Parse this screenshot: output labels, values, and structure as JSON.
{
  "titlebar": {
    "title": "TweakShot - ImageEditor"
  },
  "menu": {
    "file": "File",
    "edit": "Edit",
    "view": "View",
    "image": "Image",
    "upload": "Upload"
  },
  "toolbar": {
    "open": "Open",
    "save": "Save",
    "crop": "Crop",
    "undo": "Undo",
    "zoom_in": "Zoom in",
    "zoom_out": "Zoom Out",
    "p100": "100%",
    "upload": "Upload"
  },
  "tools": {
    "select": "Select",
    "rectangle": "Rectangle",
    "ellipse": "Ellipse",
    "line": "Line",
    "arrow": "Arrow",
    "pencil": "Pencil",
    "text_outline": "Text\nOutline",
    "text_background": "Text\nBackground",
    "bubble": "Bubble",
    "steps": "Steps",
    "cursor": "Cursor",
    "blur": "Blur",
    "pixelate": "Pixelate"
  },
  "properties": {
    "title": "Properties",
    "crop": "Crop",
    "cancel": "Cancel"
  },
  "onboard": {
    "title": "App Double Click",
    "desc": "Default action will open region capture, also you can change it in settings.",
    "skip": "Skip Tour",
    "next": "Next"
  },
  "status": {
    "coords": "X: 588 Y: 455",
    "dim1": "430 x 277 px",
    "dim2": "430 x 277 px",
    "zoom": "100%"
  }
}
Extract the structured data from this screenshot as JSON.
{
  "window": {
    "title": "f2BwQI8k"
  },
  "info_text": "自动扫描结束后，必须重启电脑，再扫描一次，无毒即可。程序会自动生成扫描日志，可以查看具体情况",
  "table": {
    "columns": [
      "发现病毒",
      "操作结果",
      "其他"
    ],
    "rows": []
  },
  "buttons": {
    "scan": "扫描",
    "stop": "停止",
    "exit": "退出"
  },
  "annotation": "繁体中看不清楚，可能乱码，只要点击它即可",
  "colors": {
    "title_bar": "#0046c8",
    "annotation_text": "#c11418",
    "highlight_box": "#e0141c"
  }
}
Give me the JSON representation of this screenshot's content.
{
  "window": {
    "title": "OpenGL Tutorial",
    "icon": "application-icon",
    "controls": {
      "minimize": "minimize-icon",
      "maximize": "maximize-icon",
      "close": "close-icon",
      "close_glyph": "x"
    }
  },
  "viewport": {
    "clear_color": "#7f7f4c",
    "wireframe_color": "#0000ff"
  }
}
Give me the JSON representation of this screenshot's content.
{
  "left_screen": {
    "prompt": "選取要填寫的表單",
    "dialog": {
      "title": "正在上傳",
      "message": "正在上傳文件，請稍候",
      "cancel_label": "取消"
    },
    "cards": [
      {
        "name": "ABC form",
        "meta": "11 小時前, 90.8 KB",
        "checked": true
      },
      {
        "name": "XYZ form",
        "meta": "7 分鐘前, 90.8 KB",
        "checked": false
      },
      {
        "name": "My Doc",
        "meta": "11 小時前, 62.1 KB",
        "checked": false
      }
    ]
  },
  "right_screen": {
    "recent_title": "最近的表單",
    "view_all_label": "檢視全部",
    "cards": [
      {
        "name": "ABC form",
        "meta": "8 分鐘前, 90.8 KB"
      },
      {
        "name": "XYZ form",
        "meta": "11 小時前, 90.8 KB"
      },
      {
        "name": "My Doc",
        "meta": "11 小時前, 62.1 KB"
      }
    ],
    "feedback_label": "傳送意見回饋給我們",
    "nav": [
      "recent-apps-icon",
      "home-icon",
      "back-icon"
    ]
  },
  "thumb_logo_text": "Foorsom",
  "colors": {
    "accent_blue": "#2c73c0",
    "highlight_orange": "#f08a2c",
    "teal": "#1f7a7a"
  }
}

• • •

[TASK PROMPT] Determine the number of lines where the string "icon" occurs, and give that number only.

[EXPECTED ANSWER] 7